* **Excerpted records**:
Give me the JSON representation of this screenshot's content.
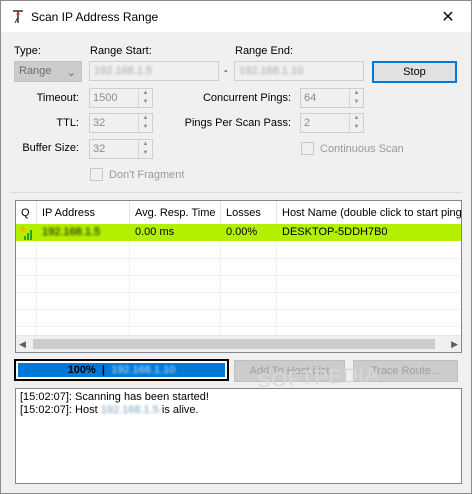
{
  "window": {
    "title": "Scan IP Address Range",
    "close_glyph": "✕",
    "icon": "antenna-icon"
  },
  "form": {
    "type_label": "Type:",
    "type_value": "Range",
    "range_start_label": "Range Start:",
    "range_start_value": "192.168.1.5",
    "range_separator": "-",
    "range_end_label": "Range End:",
    "range_end_value": "192.168.1.10",
    "stop_label": "Stop",
    "timeout_label": "Timeout:",
    "timeout_value": "1500",
    "ttl_label": "TTL:",
    "ttl_value": "32",
    "buffer_label": "Buffer Size:",
    "buffer_value": "32",
    "dont_fragment_label": "Don't Fragment",
    "concurrent_label": "Concurrent Pings:",
    "concurrent_value": "64",
    "pings_per_pass_label": "Pings Per Scan Pass:",
    "pings_per_pass_value": "2",
    "continuous_label": "Continuous Scan"
  },
  "table": {
    "columns": [
      "Q",
      "IP Address",
      "Avg. Resp. Time",
      "Losses",
      "Host Name (double click to start ping)"
    ],
    "rows": [
      {
        "ip": "192.168.1.5",
        "resp": "0.00 ms",
        "losses": "0.00%",
        "host": "DESKTOP-5DDH7B0",
        "status": "alive"
      }
    ]
  },
  "progress": {
    "percent": 100,
    "label": "100%",
    "current_ip": "192.168.1.10"
  },
  "actions": {
    "add_label": "Add To Host List",
    "trace_label": "Trace Route..."
  },
  "log": [
    {
      "text": "[15:02:07]: Scanning has been started!"
    },
    {
      "prefix": "[15:02:07]: Host ",
      "ip": "192.168.1.5",
      "suffix": " is alive."
    }
  ],
  "watermark": "SOFTPEDIA",
  "colors": {
    "alive_row": "#b3f000",
    "progress": "#0078d7",
    "accent": "#0078d7"
  }
}
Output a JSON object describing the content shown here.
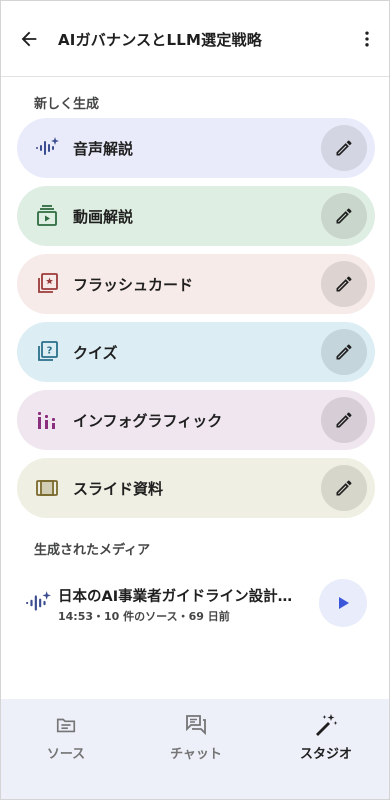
{
  "header": {
    "title": "AIガバナンスとLLM選定戦略"
  },
  "generate_section": {
    "label": "新しく生成",
    "items": [
      {
        "label": "音声解説",
        "icon": "audio-waveform-icon",
        "bg": "#e9ebfb",
        "edit_bg": "#d3d5e2",
        "icon_color": "#3b4d8f"
      },
      {
        "label": "動画解説",
        "icon": "video-icon",
        "bg": "#dfeee2",
        "edit_bg": "#c8d6cb",
        "icon_color": "#2f6b3f"
      },
      {
        "label": "フラッシュカード",
        "icon": "flashcards-icon",
        "bg": "#f6ebe8",
        "edit_bg": "#ddd3d0",
        "icon_color": "#9a3b3b"
      },
      {
        "label": "クイズ",
        "icon": "quiz-icon",
        "bg": "#dceef4",
        "edit_bg": "#c4d5dc",
        "icon_color": "#2b6f8a"
      },
      {
        "label": "インフォグラフィック",
        "icon": "infographic-icon",
        "bg": "#efe6ef",
        "edit_bg": "#d6cdd6",
        "icon_color": "#8a2f7d"
      },
      {
        "label": "スライド資料",
        "icon": "slides-icon",
        "bg": "#efefe3",
        "edit_bg": "#d6d6ca",
        "icon_color": "#7a6a2c"
      }
    ]
  },
  "media_section": {
    "label": "生成されたメディア",
    "items": [
      {
        "title": "日本のAI事業者ガイドライン設計…",
        "meta": "14:53・10 件のソース・69 日前",
        "icon": "audio-waveform-icon"
      }
    ]
  },
  "bottom_nav": {
    "items": [
      {
        "label": "ソース",
        "icon": "sources-icon",
        "active": false
      },
      {
        "label": "チャット",
        "icon": "chat-icon",
        "active": false
      },
      {
        "label": "スタジオ",
        "icon": "studio-wand-icon",
        "active": true
      }
    ]
  },
  "colors": {
    "accent": "#3b56d9",
    "text": "#1f1f1f",
    "muted": "#757575",
    "nav_bg": "#edeff9"
  }
}
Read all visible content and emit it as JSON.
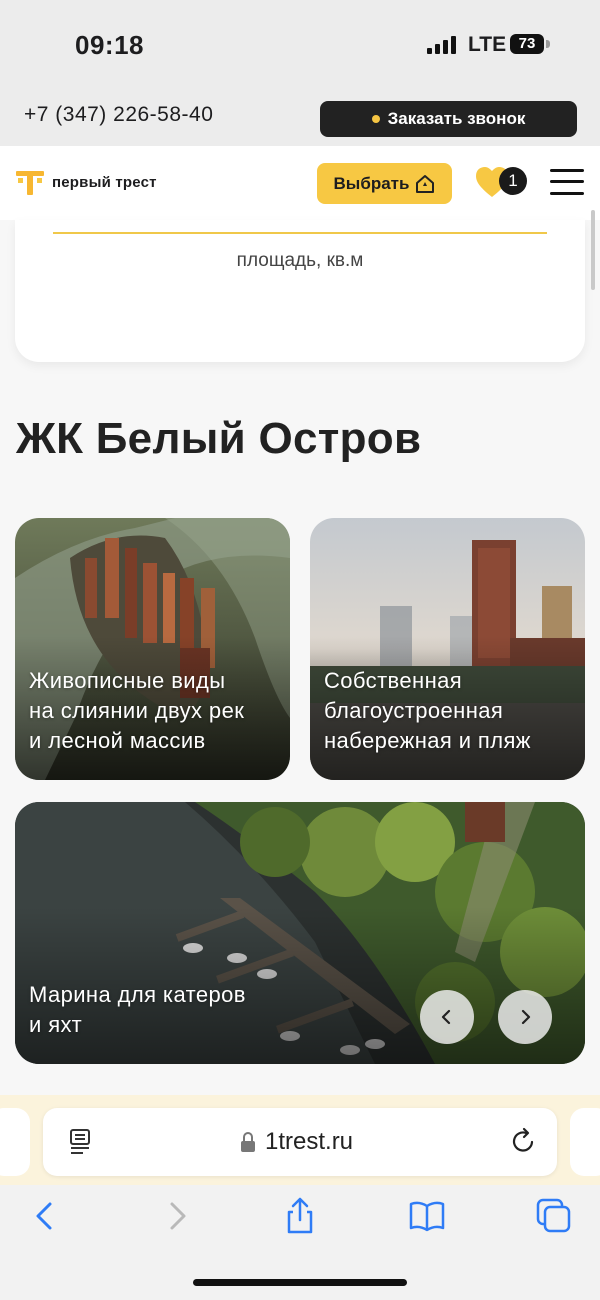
{
  "status_bar": {
    "time": "09:18",
    "network": "LTE",
    "battery": "73"
  },
  "contact_bar": {
    "phone": "+7 (347) 226-58-40",
    "call_button": "Заказать звонок"
  },
  "header": {
    "logo_text": "первый трест",
    "choose_button": "Выбрать",
    "favorites_count": "1"
  },
  "filter_card": {
    "label": "площадь, кв.м"
  },
  "section": {
    "title": "ЖК Белый Остров"
  },
  "tiles": [
    {
      "caption": "Живописные виды\nна слиянии двух рек\nи лесной массив"
    },
    {
      "caption": "Собственная\nблагоустроенная\nнабережная и пляж"
    },
    {
      "caption": "Марина для катеров\nи яхт"
    }
  ],
  "carousel": {
    "prev_icon": "chevron-left-icon",
    "next_icon": "chevron-right-icon"
  },
  "browser": {
    "url": "1trest.ru"
  },
  "colors": {
    "accent": "#f7c843",
    "dark": "#222222"
  }
}
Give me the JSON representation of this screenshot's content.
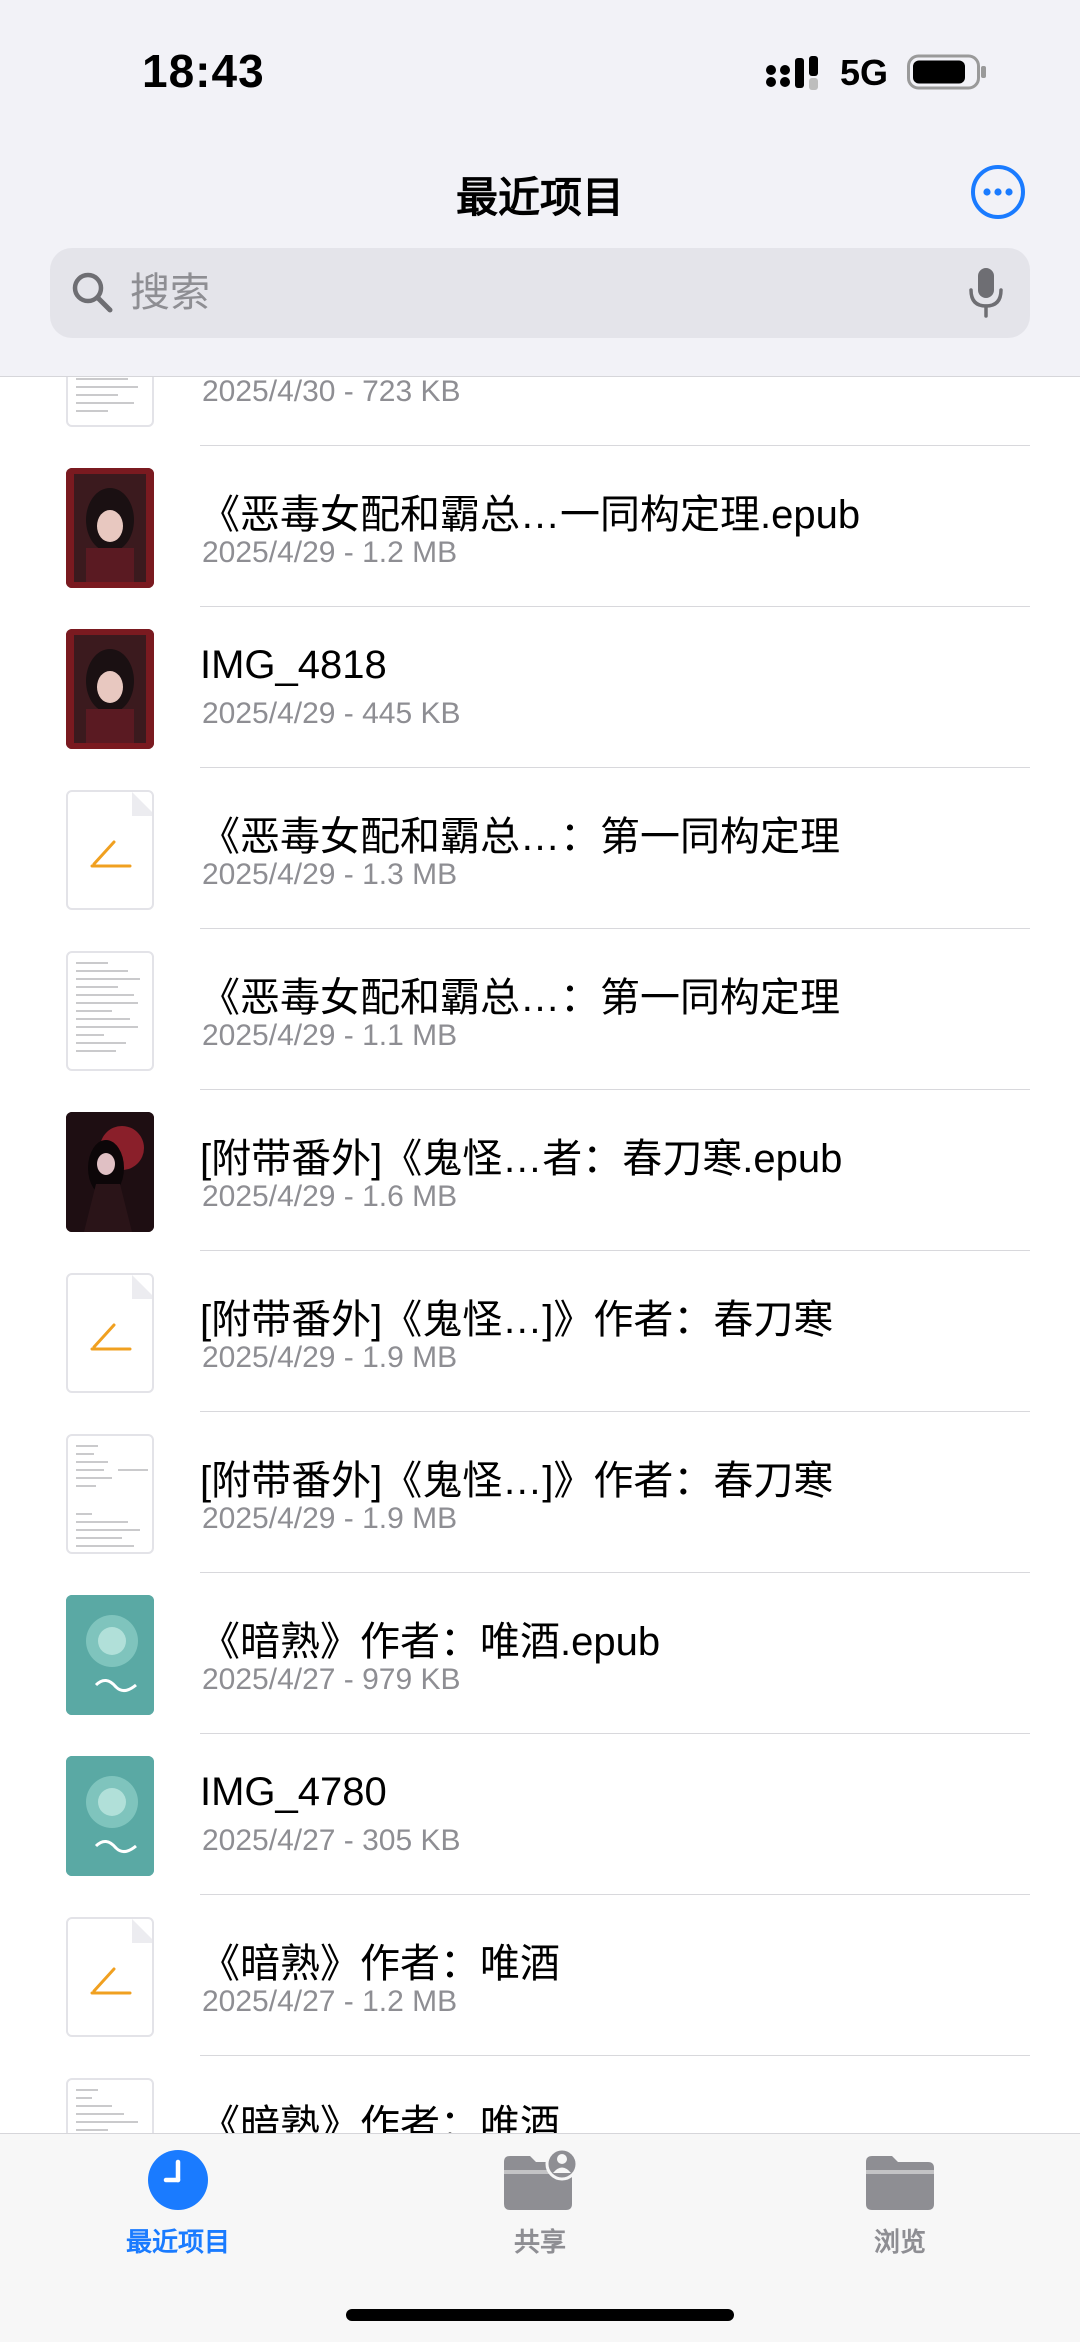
{
  "status_bar": {
    "time": "18:43",
    "network": "5G"
  },
  "nav": {
    "title": "最近项目"
  },
  "search": {
    "placeholder": "搜索",
    "value": ""
  },
  "files": [
    {
      "name": "",
      "meta": "2025/4/30 - 723 KB",
      "thumb": "text-doc"
    },
    {
      "name": "《恶毒女配和霸总…一同构定理.epub",
      "meta": "2025/4/29 - 1.2 MB",
      "thumb": "book-cover-red"
    },
    {
      "name": "IMG_4818",
      "meta": "2025/4/29 - 445 KB",
      "thumb": "book-cover-red"
    },
    {
      "name": "《恶毒女配和霸总…：第一同构定理",
      "meta": "2025/4/29 - 1.3 MB",
      "thumb": "pages-doc"
    },
    {
      "name": "《恶毒女配和霸总…：第一同构定理",
      "meta": "2025/4/29 - 1.1 MB",
      "thumb": "text-doc"
    },
    {
      "name": "[附带番外]《鬼怪…者：春刀寒.epub",
      "meta": "2025/4/29 - 1.6 MB",
      "thumb": "book-cover-dark"
    },
    {
      "name": "[附带番外]《鬼怪…]》作者：春刀寒",
      "meta": "2025/4/29 - 1.9 MB",
      "thumb": "pages-doc"
    },
    {
      "name": "[附带番外]《鬼怪…]》作者：春刀寒",
      "meta": "2025/4/29 - 1.9 MB",
      "thumb": "text-doc"
    },
    {
      "name": "《暗熟》作者：唯酒.epub",
      "meta": "2025/4/27 - 979 KB",
      "thumb": "book-cover-teal"
    },
    {
      "name": "IMG_4780",
      "meta": "2025/4/27 - 305 KB",
      "thumb": "book-cover-teal"
    },
    {
      "name": "《暗熟》作者：唯酒",
      "meta": "2025/4/27 - 1.2 MB",
      "thumb": "pages-doc"
    },
    {
      "name": "《暗熟》作者：唯酒",
      "meta": "",
      "thumb": "text-doc"
    }
  ],
  "tabs": [
    {
      "label": "最近项目",
      "icon": "clock-icon",
      "active": true
    },
    {
      "label": "共享",
      "icon": "shared-folder-icon",
      "active": false
    },
    {
      "label": "浏览",
      "icon": "folder-icon",
      "active": false
    }
  ],
  "colors": {
    "accent": "#1a7bff",
    "secondary_text": "#8e8e93",
    "background": "#f2f2f7"
  }
}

* **Brief**: Drop the images and quote the entries word for word.

* **Output**:
Give me the JSON representation of this screenshot's content.
{
  "window": {
    "title": "Scan IP Address Range",
    "close_glyph": "✕",
    "icon": "antenna-icon"
  },
  "form": {
    "type_label": "Type:",
    "type_value": "Range",
    "range_start_label": "Range Start:",
    "range_start_value": "192.168.1.5",
    "range_separator": "-",
    "range_end_label": "Range End:",
    "range_end_value": "192.168.1.10",
    "stop_label": "Stop",
    "timeout_label": "Timeout:",
    "timeout_value": "1500",
    "ttl_label": "TTL:",
    "ttl_value": "32",
    "buffer_label": "Buffer Size:",
    "buffer_value": "32",
    "dont_fragment_label": "Don't Fragment",
    "concurrent_label": "Concurrent Pings:",
    "concurrent_value": "64",
    "pings_per_pass_label": "Pings Per Scan Pass:",
    "pings_per_pass_value": "2",
    "continuous_label": "Continuous Scan"
  },
  "table": {
    "columns": [
      "Q",
      "IP Address",
      "Avg. Resp. Time",
      "Losses",
      "Host Name (double click to start ping)"
    ],
    "rows": [
      {
        "ip": "192.168.1.5",
        "resp": "0.00 ms",
        "losses": "0.00%",
        "host": "DESKTOP-5DDH7B0",
        "status": "alive"
      }
    ]
  },
  "progress": {
    "percent": 100,
    "label": "100%",
    "current_ip": "192.168.1.10"
  },
  "actions": {
    "add_label": "Add To Host List",
    "trace_label": "Trace Route..."
  },
  "log": [
    {
      "text": "[15:02:07]: Scanning has been started!"
    },
    {
      "prefix": "[15:02:07]: Host ",
      "ip": "192.168.1.5",
      "suffix": " is alive."
    }
  ],
  "watermark": "SOFTPEDIA",
  "colors": {
    "alive_row": "#b3f000",
    "progress": "#0078d7",
    "accent": "#0078d7"
  }
}
Output a JSON object describing the content shown here.
{
  "header": {
    "title": "AIガバナンスとLLM選定戦略"
  },
  "generate_section": {
    "label": "新しく生成",
    "items": [
      {
        "label": "音声解説",
        "icon": "audio-waveform-icon",
        "bg": "#e9ebfb",
        "edit_bg": "#d3d5e2",
        "icon_color": "#3b4d8f"
      },
      {
        "label": "動画解説",
        "icon": "video-icon",
        "bg": "#dfeee2",
        "edit_bg": "#c8d6cb",
        "icon_color": "#2f6b3f"
      },
      {
        "label": "フラッシュカード",
        "icon": "flashcards-icon",
        "bg": "#f6ebe8",
        "edit_bg": "#ddd3d0",
        "icon_color": "#9a3b3b"
      },
      {
        "label": "クイズ",
        "icon": "quiz-icon",
        "bg": "#dceef4",
        "edit_bg": "#c4d5dc",
        "icon_color": "#2b6f8a"
      },
      {
        "label": "インフォグラフィック",
        "icon": "infographic-icon",
        "bg": "#efe6ef",
        "edit_bg": "#d6cdd6",
        "icon_color": "#8a2f7d"
      },
      {
        "label": "スライド資料",
        "icon": "slides-icon",
        "bg": "#efefe3",
        "edit_bg": "#d6d6ca",
        "icon_color": "#7a6a2c"
      }
    ]
  },
  "media_section": {
    "label": "生成されたメディア",
    "items": [
      {
        "title": "日本のAI事業者ガイドライン設計…",
        "meta": "14:53・10 件のソース・69 日前",
        "icon": "audio-waveform-icon"
      }
    ]
  },
  "bottom_nav": {
    "items": [
      {
        "label": "ソース",
        "icon": "sources-icon",
        "active": false
      },
      {
        "label": "チャット",
        "icon": "chat-icon",
        "active": false
      },
      {
        "label": "スタジオ",
        "icon": "studio-wand-icon",
        "active": true
      }
    ]
  },
  "colors": {
    "accent": "#3b56d9",
    "text": "#1f1f1f",
    "muted": "#757575",
    "nav_bg": "#edeff9"
  }
}
Read all visible content and emit it as JSON.
{
  "status_bar": {
    "time": "09:18",
    "network": "LTE",
    "battery": "73"
  },
  "contact_bar": {
    "phone": "+7 (347) 226-58-40",
    "call_button": "Заказать звонок"
  },
  "header": {
    "logo_text": "первый трест",
    "choose_button": "Выбрать",
    "favorites_count": "1"
  },
  "filter_card": {
    "label": "площадь, кв.м"
  },
  "section": {
    "title": "ЖК Белый Остров"
  },
  "tiles": [
    {
      "caption": "Живописные виды\nна слиянии двух рек\nи лесной массив"
    },
    {
      "caption": "Собственная\nблагоустроенная\nнабережная и пляж"
    },
    {
      "caption": "Марина для катеров\nи яхт"
    }
  ],
  "carousel": {
    "prev_icon": "chevron-left-icon",
    "next_icon": "chevron-right-icon"
  },
  "browser": {
    "url": "1trest.ru"
  },
  "colors": {
    "accent": "#f7c843",
    "dark": "#222222"
  }
}
Give me the JSON representation of this screenshot's content.
{
  "status_bar": {
    "time": "18:43",
    "network": "5G"
  },
  "nav": {
    "title": "最近项目"
  },
  "search": {
    "placeholder": "搜索",
    "value": ""
  },
  "files": [
    {
      "name": "",
      "meta": "2025/4/30 - 723 KB",
      "thumb": "text-doc"
    },
    {
      "name": "《恶毒女配和霸总…一同构定理.epub",
      "meta": "2025/4/29 - 1.2 MB",
      "thumb": "book-cover-red"
    },
    {
      "name": "IMG_4818",
      "meta": "2025/4/29 - 445 KB",
      "thumb": "book-cover-red"
    },
    {
      "name": "《恶毒女配和霸总…：第一同构定理",
      "meta": "2025/4/29 - 1.3 MB",
      "thumb": "pages-doc"
    },
    {
      "name": "《恶毒女配和霸总…：第一同构定理",
      "meta": "2025/4/29 - 1.1 MB",
      "thumb": "text-doc"
    },
    {
      "name": "[附带番外]《鬼怪…者：春刀寒.epub",
      "meta": "2025/4/29 - 1.6 MB",
      "thumb": "book-cover-dark"
    },
    {
      "name": "[附带番外]《鬼怪…]》作者：春刀寒",
      "meta": "2025/4/29 - 1.9 MB",
      "thumb": "pages-doc"
    },
    {
      "name": "[附带番外]《鬼怪…]》作者：春刀寒",
      "meta": "2025/4/29 - 1.9 MB",
      "thumb": "text-doc"
    },
    {
      "name": "《暗熟》作者：唯酒.epub",
      "meta": "2025/4/27 - 979 KB",
      "thumb": "book-cover-teal"
    },
    {
      "name": "IMG_4780",
      "meta": "2025/4/27 - 305 KB",
      "thumb": "book-cover-teal"
    },
    {
      "name": "《暗熟》作者：唯酒",
      "meta": "2025/4/27 - 1.2 MB",
      "thumb": "pages-doc"
    },
    {
      "name": "《暗熟》作者：唯酒",
      "meta": "",
      "thumb": "text-doc"
    }
  ],
  "tabs": [
    {
      "label": "最近项目",
      "icon": "clock-icon",
      "active": true
    },
    {
      "label": "共享",
      "icon": "shared-folder-icon",
      "active": false
    },
    {
      "label": "浏览",
      "icon": "folder-icon",
      "active": false
    }
  ],
  "colors": {
    "accent": "#1a7bff",
    "secondary_text": "#8e8e93",
    "background": "#f2f2f7"
  }
}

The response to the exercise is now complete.